What is asked: Check each line of the listing below for the string "date", and copy the ones that have it.

----- Supplied records -----

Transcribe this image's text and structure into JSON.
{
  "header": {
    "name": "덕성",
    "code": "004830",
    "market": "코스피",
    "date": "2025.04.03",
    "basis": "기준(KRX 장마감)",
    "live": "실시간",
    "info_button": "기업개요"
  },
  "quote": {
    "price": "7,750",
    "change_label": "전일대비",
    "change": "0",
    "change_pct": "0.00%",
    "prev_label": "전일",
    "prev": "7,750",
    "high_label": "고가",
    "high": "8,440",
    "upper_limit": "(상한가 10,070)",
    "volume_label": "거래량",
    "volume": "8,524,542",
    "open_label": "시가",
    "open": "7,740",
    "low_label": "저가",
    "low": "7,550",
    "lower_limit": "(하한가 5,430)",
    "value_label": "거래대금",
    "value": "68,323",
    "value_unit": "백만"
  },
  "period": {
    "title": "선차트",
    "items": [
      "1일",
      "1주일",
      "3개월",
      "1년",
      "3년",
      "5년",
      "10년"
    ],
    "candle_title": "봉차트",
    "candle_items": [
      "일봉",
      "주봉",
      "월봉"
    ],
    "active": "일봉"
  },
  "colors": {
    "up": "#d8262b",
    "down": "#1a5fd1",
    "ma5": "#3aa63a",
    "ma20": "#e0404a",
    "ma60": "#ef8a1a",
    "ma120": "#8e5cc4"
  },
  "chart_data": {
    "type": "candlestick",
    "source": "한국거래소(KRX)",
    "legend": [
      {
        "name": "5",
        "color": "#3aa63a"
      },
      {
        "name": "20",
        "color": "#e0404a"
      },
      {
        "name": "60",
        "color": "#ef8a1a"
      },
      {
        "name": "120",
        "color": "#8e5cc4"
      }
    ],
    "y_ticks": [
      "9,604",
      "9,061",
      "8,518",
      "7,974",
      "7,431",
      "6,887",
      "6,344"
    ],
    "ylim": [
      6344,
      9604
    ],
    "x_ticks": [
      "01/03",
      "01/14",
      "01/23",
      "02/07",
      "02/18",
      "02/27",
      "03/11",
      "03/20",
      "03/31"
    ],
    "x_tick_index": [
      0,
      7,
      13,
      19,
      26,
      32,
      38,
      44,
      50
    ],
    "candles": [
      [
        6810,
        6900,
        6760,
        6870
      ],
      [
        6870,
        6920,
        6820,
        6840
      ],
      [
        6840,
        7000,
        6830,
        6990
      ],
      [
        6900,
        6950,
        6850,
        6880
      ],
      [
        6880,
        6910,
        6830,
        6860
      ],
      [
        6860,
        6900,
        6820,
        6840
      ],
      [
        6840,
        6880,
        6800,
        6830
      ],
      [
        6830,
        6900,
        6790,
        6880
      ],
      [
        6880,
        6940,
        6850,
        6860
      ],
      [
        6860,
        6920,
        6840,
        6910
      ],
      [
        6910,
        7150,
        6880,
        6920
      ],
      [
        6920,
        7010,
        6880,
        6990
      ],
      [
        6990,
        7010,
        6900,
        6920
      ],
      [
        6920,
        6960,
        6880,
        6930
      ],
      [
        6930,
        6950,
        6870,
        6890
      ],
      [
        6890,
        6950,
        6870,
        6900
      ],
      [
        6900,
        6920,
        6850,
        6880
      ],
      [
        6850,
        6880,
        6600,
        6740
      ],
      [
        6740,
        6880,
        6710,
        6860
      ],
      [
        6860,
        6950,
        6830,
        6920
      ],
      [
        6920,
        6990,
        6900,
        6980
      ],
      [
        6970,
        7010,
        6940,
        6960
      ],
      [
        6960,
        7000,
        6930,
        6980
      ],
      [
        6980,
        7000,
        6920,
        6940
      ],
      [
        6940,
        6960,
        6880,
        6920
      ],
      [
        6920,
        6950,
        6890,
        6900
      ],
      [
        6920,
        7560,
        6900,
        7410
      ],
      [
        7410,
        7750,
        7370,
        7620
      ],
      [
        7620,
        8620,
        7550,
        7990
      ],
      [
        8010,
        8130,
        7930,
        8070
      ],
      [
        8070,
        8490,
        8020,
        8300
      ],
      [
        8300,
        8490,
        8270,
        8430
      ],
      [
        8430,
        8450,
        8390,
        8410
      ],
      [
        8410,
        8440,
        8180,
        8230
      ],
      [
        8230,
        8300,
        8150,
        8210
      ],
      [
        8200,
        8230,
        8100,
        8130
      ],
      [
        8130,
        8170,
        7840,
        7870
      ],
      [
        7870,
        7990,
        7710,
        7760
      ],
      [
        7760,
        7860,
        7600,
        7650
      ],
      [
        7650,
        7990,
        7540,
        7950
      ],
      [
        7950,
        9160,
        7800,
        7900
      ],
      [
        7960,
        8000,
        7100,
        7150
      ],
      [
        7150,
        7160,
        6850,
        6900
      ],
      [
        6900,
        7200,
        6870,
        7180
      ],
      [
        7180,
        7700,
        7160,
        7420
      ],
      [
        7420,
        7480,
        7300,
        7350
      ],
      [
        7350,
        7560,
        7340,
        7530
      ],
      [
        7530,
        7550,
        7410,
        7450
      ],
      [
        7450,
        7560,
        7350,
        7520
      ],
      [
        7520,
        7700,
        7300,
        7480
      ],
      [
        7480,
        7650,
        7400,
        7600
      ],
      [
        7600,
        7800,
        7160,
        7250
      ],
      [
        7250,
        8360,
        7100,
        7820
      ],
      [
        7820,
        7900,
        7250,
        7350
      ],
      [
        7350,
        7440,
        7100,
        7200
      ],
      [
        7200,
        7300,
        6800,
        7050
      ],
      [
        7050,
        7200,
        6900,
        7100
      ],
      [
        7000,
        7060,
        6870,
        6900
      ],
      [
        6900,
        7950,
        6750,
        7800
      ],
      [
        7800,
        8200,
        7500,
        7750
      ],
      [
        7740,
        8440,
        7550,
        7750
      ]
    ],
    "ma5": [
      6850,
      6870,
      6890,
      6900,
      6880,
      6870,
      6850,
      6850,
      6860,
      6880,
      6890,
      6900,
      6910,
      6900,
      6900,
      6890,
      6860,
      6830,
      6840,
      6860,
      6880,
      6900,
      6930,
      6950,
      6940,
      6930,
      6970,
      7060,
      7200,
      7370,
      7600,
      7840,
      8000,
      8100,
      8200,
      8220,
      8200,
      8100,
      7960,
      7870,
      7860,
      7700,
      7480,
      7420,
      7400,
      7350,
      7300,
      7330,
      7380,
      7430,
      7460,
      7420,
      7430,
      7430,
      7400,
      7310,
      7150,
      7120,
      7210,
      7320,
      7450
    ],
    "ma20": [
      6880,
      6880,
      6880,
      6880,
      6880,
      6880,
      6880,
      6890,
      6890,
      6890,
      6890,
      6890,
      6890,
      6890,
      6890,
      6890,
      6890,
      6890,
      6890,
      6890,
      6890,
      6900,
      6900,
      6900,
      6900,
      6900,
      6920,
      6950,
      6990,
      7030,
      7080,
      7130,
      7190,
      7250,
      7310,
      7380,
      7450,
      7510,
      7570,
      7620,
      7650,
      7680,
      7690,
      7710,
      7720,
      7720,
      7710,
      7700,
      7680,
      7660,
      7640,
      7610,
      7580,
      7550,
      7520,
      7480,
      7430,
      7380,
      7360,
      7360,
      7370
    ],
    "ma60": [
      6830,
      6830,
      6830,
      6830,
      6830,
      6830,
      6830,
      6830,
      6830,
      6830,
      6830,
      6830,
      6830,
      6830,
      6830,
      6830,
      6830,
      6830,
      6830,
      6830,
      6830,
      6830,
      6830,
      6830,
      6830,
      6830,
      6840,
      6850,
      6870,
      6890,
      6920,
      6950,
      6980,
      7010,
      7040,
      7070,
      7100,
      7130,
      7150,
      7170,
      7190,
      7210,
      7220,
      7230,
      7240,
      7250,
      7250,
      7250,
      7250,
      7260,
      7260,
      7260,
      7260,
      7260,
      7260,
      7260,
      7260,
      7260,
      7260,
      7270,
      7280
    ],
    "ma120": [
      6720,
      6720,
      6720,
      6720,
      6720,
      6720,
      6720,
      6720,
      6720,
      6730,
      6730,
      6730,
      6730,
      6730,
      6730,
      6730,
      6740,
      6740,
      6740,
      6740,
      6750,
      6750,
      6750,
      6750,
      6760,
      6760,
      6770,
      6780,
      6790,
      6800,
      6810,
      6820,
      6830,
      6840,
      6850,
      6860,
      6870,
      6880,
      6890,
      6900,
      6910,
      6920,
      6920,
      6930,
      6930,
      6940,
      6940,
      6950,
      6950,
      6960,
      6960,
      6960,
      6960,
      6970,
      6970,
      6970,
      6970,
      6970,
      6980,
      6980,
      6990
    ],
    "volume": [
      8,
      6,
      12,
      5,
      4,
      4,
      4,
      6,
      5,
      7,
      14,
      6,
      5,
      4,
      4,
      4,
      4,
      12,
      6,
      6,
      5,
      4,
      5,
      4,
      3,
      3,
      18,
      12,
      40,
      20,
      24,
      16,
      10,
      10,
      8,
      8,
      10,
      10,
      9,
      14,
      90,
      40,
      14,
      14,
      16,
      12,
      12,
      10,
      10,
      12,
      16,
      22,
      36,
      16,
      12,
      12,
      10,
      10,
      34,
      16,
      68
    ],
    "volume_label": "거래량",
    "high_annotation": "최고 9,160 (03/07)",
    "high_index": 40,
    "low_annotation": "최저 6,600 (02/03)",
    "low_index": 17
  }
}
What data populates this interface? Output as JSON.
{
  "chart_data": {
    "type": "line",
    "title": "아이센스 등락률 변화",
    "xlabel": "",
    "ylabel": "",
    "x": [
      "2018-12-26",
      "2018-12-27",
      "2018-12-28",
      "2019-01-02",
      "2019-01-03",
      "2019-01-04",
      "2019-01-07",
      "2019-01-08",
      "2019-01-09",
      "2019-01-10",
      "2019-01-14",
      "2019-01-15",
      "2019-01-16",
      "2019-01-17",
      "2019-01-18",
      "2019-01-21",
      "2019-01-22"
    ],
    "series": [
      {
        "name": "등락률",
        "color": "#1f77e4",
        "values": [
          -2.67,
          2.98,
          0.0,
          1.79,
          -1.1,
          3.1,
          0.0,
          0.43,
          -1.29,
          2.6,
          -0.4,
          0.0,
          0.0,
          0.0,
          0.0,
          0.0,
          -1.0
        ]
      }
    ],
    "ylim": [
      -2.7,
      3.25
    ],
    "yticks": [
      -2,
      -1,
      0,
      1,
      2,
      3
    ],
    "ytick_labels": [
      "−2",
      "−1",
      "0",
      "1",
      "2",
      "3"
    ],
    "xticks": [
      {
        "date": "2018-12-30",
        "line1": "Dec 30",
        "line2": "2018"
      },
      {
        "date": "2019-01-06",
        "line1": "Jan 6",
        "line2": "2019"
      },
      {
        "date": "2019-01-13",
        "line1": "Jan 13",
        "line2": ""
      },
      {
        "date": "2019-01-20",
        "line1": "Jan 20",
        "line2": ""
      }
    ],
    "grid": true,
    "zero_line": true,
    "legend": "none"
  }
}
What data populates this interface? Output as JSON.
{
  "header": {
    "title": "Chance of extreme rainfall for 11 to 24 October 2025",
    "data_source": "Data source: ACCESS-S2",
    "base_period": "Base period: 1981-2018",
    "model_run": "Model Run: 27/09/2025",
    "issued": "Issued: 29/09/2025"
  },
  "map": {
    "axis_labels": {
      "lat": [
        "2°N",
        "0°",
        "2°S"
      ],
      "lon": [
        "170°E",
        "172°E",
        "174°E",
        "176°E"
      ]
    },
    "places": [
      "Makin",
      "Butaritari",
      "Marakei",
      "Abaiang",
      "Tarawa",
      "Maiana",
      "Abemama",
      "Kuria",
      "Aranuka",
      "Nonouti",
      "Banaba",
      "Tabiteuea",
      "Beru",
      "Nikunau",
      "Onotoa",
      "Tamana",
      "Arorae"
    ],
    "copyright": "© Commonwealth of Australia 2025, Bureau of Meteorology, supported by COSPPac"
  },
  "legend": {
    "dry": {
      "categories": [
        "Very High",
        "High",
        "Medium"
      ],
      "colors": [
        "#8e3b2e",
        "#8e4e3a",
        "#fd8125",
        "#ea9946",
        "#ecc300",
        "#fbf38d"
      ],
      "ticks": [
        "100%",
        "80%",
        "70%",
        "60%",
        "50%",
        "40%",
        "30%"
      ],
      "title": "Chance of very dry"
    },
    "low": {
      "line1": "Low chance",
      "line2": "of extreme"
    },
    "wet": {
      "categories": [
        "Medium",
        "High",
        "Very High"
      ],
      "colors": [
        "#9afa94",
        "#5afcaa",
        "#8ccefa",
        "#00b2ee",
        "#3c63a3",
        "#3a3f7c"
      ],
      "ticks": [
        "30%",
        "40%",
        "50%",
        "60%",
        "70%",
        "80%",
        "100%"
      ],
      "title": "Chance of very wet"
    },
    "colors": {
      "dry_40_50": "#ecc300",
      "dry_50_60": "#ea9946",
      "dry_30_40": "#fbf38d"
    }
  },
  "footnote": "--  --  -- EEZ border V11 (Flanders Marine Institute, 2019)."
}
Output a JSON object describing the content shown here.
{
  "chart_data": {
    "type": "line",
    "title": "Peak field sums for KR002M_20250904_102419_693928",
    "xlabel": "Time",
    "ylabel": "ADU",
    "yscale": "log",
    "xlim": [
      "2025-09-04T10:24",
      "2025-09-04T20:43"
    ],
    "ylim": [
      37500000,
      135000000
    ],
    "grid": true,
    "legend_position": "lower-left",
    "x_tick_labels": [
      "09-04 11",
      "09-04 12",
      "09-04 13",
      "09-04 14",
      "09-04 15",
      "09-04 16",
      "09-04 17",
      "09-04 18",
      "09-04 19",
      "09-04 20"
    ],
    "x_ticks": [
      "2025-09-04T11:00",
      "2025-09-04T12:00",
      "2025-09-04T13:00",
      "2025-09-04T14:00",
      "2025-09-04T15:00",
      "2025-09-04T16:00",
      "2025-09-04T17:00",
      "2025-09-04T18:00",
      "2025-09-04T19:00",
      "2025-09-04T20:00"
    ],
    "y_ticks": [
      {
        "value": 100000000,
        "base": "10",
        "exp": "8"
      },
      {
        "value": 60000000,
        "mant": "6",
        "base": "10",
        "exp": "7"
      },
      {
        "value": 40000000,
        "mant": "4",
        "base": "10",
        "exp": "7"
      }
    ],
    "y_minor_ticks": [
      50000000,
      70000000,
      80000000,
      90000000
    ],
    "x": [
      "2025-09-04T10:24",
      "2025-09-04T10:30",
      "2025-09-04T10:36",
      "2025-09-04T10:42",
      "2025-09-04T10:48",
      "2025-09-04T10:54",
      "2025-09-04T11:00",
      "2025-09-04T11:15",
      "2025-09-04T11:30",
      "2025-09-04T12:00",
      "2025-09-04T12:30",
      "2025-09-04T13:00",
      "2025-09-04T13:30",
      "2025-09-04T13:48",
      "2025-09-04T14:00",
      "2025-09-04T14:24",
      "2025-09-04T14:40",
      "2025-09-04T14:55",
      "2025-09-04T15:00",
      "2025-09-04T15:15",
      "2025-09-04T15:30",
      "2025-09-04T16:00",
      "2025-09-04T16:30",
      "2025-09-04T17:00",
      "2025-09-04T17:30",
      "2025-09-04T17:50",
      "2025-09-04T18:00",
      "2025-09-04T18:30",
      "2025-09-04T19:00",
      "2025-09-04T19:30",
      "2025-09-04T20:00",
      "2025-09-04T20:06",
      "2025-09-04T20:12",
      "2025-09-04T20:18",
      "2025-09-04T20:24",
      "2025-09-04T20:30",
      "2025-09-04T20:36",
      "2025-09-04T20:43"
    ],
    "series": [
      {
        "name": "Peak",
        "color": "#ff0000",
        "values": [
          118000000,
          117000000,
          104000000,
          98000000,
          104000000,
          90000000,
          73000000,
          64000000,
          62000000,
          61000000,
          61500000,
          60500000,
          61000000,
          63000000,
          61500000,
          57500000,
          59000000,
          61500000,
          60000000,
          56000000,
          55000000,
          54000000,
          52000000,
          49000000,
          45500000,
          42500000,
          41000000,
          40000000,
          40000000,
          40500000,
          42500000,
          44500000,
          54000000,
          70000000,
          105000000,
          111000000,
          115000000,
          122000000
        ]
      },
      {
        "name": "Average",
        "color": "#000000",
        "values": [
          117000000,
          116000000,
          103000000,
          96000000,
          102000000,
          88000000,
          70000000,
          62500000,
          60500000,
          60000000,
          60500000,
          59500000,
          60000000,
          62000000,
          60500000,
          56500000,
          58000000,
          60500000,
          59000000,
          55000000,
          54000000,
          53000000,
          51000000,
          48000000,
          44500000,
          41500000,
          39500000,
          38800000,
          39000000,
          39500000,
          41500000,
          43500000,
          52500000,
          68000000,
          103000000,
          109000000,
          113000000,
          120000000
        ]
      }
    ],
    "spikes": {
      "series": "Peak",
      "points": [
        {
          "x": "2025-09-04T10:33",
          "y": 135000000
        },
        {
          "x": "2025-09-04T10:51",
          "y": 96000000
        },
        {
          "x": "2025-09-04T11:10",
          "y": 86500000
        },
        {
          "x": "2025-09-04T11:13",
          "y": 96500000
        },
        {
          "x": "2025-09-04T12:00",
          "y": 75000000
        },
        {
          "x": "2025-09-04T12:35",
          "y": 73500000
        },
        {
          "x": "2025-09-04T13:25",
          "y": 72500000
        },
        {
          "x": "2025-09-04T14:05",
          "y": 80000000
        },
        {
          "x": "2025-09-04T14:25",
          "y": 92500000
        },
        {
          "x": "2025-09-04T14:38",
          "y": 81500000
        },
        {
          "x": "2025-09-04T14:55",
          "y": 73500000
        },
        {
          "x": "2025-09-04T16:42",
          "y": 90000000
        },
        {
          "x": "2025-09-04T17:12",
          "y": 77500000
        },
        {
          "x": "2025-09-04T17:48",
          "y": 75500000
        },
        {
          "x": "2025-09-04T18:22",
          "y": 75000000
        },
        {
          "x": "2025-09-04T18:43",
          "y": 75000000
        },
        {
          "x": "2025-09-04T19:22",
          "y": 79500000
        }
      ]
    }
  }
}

-----

Answer in full:
    "date": "2025.04.03",
        "date": "2018-12-30",
        "date": "2019-01-06",
        "date": "2019-01-13",
        "date": "2019-01-20",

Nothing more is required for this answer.